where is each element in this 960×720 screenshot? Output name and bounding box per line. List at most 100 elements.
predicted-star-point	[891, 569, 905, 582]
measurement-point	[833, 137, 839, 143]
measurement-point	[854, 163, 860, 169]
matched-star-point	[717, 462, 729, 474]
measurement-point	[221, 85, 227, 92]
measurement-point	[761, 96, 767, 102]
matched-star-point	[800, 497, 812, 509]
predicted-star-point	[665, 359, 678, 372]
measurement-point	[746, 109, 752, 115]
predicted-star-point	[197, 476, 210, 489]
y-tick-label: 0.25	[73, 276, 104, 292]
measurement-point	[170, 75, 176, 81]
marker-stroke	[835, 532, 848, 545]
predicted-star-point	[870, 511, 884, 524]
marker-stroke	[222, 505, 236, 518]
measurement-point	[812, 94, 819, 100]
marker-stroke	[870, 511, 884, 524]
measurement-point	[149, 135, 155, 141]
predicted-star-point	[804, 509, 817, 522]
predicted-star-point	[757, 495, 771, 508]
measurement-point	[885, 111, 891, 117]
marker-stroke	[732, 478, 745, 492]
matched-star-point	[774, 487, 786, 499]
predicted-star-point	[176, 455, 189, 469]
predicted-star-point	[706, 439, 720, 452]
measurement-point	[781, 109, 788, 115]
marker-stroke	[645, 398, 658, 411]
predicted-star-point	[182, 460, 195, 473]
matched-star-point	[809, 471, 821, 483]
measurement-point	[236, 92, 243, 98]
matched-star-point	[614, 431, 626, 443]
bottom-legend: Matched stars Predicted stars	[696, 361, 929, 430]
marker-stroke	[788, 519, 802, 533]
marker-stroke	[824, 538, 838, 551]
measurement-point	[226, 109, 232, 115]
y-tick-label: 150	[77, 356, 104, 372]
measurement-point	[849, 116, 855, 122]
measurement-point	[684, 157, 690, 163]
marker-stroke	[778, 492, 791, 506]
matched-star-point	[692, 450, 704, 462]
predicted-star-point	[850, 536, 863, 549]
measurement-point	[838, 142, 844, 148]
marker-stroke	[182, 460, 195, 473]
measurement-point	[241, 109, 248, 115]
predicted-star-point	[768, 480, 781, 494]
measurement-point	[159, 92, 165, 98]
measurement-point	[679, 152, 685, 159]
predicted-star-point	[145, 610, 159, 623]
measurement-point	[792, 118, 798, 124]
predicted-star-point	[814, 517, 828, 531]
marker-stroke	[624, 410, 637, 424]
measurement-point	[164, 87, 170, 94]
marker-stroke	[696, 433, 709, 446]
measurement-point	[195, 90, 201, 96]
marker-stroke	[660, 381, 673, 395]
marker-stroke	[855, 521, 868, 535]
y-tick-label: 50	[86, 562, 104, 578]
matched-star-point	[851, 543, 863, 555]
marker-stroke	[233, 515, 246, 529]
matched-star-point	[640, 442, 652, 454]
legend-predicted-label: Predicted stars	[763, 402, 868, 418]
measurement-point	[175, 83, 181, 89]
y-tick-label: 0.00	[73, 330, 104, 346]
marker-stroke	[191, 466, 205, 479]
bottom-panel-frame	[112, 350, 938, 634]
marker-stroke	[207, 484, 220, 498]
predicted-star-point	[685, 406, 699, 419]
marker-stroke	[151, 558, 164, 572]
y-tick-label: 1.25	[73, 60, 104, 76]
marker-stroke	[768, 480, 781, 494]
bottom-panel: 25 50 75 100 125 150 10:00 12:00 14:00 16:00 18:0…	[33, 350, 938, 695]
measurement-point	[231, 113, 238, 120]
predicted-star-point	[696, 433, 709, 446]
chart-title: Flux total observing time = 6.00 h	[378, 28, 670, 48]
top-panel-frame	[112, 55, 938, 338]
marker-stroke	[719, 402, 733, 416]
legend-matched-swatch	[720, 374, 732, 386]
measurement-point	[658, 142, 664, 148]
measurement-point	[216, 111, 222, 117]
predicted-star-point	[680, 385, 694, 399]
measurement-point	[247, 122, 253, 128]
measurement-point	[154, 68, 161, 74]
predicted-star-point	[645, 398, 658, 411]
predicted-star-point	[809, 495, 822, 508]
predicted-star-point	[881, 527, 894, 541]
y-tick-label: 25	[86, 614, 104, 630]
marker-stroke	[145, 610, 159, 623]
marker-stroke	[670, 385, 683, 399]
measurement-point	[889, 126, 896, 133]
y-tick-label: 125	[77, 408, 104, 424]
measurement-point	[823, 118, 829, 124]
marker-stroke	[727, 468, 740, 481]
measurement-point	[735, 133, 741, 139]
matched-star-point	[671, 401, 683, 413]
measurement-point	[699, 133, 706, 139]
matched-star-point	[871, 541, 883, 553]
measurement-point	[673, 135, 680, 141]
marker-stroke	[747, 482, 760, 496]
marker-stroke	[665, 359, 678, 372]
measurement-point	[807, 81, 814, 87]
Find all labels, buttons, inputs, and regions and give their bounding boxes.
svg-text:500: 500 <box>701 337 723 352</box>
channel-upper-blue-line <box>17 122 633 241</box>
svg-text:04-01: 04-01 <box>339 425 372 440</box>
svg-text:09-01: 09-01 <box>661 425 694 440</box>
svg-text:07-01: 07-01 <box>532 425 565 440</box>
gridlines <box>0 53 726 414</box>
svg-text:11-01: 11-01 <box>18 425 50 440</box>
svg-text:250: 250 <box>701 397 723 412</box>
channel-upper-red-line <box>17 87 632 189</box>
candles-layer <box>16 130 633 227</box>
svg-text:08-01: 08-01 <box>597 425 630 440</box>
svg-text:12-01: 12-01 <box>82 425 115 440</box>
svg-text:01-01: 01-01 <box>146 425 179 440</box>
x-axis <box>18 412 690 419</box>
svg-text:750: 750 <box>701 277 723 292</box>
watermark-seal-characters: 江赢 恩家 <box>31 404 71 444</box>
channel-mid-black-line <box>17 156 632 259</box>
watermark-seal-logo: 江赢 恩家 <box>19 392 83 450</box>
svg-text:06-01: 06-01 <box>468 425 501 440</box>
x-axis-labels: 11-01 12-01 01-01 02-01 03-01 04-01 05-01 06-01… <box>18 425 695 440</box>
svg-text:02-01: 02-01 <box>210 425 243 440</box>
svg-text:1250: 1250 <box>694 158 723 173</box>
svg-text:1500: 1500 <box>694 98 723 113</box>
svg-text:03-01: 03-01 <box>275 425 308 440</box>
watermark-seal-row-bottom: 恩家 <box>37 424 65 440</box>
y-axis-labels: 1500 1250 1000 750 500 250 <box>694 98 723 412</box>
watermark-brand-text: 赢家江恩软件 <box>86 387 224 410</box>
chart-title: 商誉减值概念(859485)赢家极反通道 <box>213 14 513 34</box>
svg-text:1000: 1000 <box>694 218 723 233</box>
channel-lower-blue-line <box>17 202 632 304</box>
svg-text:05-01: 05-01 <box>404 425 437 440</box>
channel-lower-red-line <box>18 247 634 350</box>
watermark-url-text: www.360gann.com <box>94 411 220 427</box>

● ● ● ●

> Exercise goal: Update the items above so that every "measurement-point" becomes "observed-point", leaving all other text unchanged.

> Expected output:
where is each element in this 960×720 screenshot? Output name and bounding box per line. List at most 100 elements.
predicted-star-point	[891, 569, 905, 582]
observed-point	[833, 137, 839, 143]
observed-point	[854, 163, 860, 169]
matched-star-point	[717, 462, 729, 474]
observed-point	[221, 85, 227, 92]
observed-point	[761, 96, 767, 102]
matched-star-point	[800, 497, 812, 509]
predicted-star-point	[665, 359, 678, 372]
observed-point	[746, 109, 752, 115]
predicted-star-point	[197, 476, 210, 489]
y-tick-label: 0.25	[73, 276, 104, 292]
observed-point	[170, 75, 176, 81]
marker-stroke	[835, 532, 848, 545]
predicted-star-point	[870, 511, 884, 524]
marker-stroke	[222, 505, 236, 518]
observed-point	[812, 94, 819, 100]
marker-stroke	[870, 511, 884, 524]
observed-point	[149, 135, 155, 141]
predicted-star-point	[804, 509, 817, 522]
predicted-star-point	[757, 495, 771, 508]
observed-point	[885, 111, 891, 117]
marker-stroke	[732, 478, 745, 492]
matched-star-point	[774, 487, 786, 499]
predicted-star-point	[176, 455, 189, 469]
predicted-star-point	[706, 439, 720, 452]
observed-point	[781, 109, 788, 115]
marker-stroke	[645, 398, 658, 411]
predicted-star-point	[182, 460, 195, 473]
matched-star-point	[809, 471, 821, 483]
observed-point	[236, 92, 243, 98]
matched-star-point	[614, 431, 626, 443]
bottom-legend: Matched stars Predicted stars	[696, 361, 929, 430]
marker-stroke	[788, 519, 802, 533]
marker-stroke	[824, 538, 838, 551]
observed-point	[226, 109, 232, 115]
y-tick-label: 150	[77, 356, 104, 372]
observed-point	[849, 116, 855, 122]
observed-point	[684, 157, 690, 163]
marker-stroke	[778, 492, 791, 506]
matched-star-point	[692, 450, 704, 462]
predicted-star-point	[850, 536, 863, 549]
observed-point	[838, 142, 844, 148]
marker-stroke	[182, 460, 195, 473]
observed-point	[241, 109, 248, 115]
predicted-star-point	[768, 480, 781, 494]
observed-point	[159, 92, 165, 98]
observed-point	[679, 152, 685, 159]
predicted-star-point	[145, 610, 159, 623]
observed-point	[792, 118, 798, 124]
predicted-star-point	[814, 517, 828, 531]
marker-stroke	[624, 410, 637, 424]
observed-point	[164, 87, 170, 94]
marker-stroke	[696, 433, 709, 446]
observed-point	[195, 90, 201, 96]
marker-stroke	[660, 381, 673, 395]
marker-stroke	[855, 521, 868, 535]
y-tick-label: 50	[86, 562, 104, 578]
matched-star-point	[851, 543, 863, 555]
marker-stroke	[233, 515, 246, 529]
matched-star-point	[640, 442, 652, 454]
legend-predicted-label: Predicted stars	[763, 402, 868, 418]
observed-point	[175, 83, 181, 89]
y-tick-label: 0.00	[73, 330, 104, 346]
marker-stroke	[191, 466, 205, 479]
bottom-panel-frame	[112, 350, 938, 634]
marker-stroke	[207, 484, 220, 498]
predicted-star-point	[685, 406, 699, 419]
marker-stroke	[151, 558, 164, 572]
y-tick-label: 1.25	[73, 60, 104, 76]
marker-stroke	[768, 480, 781, 494]
bottom-panel: 25 50 75 100 125 150 10:00 12:00 14:00 16:00 18:0…	[33, 350, 938, 695]
observed-point	[231, 113, 238, 120]
predicted-star-point	[696, 433, 709, 446]
chart-title: Flux total observing time = 6.00 h	[378, 28, 670, 48]
top-panel-frame	[112, 55, 938, 338]
marker-stroke	[719, 402, 733, 416]
legend-matched-swatch	[720, 374, 732, 386]
observed-point	[658, 142, 664, 148]
observed-point	[216, 111, 222, 117]
predicted-star-point	[680, 385, 694, 399]
observed-point	[247, 122, 253, 128]
observed-point	[154, 68, 161, 74]
predicted-star-point	[645, 398, 658, 411]
predicted-star-point	[809, 495, 822, 508]
predicted-star-point	[881, 527, 894, 541]
y-tick-label: 25	[86, 614, 104, 630]
marker-stroke	[145, 610, 159, 623]
marker-stroke	[670, 385, 683, 399]
observed-point	[889, 126, 896, 133]
y-tick-label: 125	[77, 408, 104, 424]
observed-point	[823, 118, 829, 124]
marker-stroke	[727, 468, 740, 481]
observed-point	[735, 133, 741, 139]
matched-star-point	[671, 401, 683, 413]
observed-point	[699, 133, 706, 139]
matched-star-point	[871, 541, 883, 553]
observed-point	[673, 135, 680, 141]
marker-stroke	[747, 482, 760, 496]
marker-stroke	[665, 359, 678, 372]
observed-point	[807, 81, 814, 87]
Find all labels, buttons, inputs, and regions and give their bounding boxes.
svg-text:500: 500 <box>701 337 723 352</box>
channel-upper-blue-line <box>17 122 633 241</box>
svg-text:04-01: 04-01 <box>339 425 372 440</box>
svg-text:09-01: 09-01 <box>661 425 694 440</box>
svg-text:07-01: 07-01 <box>532 425 565 440</box>
gridlines <box>0 53 726 414</box>
svg-text:11-01: 11-01 <box>18 425 50 440</box>
svg-text:250: 250 <box>701 397 723 412</box>
channel-upper-red-line <box>17 87 632 189</box>
candles-layer <box>16 130 633 227</box>
svg-text:08-01: 08-01 <box>597 425 630 440</box>
svg-text:12-01: 12-01 <box>82 425 115 440</box>
svg-text:01-01: 01-01 <box>146 425 179 440</box>
x-axis <box>18 412 690 419</box>
svg-text:750: 750 <box>701 277 723 292</box>
watermark-seal-characters: 江赢 恩家 <box>31 404 71 444</box>
channel-mid-black-line <box>17 156 632 259</box>
watermark-seal-logo: 江赢 恩家 <box>19 392 83 450</box>
svg-text:06-01: 06-01 <box>468 425 501 440</box>
x-axis-labels: 11-01 12-01 01-01 02-01 03-01 04-01 05-01 06-01… <box>18 425 695 440</box>
svg-text:02-01: 02-01 <box>210 425 243 440</box>
svg-text:1250: 1250 <box>694 158 723 173</box>
svg-text:1500: 1500 <box>694 98 723 113</box>
svg-text:03-01: 03-01 <box>275 425 308 440</box>
watermark-seal-row-bottom: 恩家 <box>37 424 65 440</box>
y-axis-labels: 1500 1250 1000 750 500 250 <box>694 98 723 412</box>
watermark-brand-text: 赢家江恩软件 <box>86 387 224 410</box>
chart-title: 商誉减值概念(859485)赢家极反通道 <box>213 14 513 34</box>
svg-text:1000: 1000 <box>694 218 723 233</box>
channel-lower-blue-line <box>17 202 632 304</box>
svg-text:05-01: 05-01 <box>404 425 437 440</box>
channel-lower-red-line <box>18 247 634 350</box>
watermark-url-text: www.360gann.com <box>94 411 220 427</box>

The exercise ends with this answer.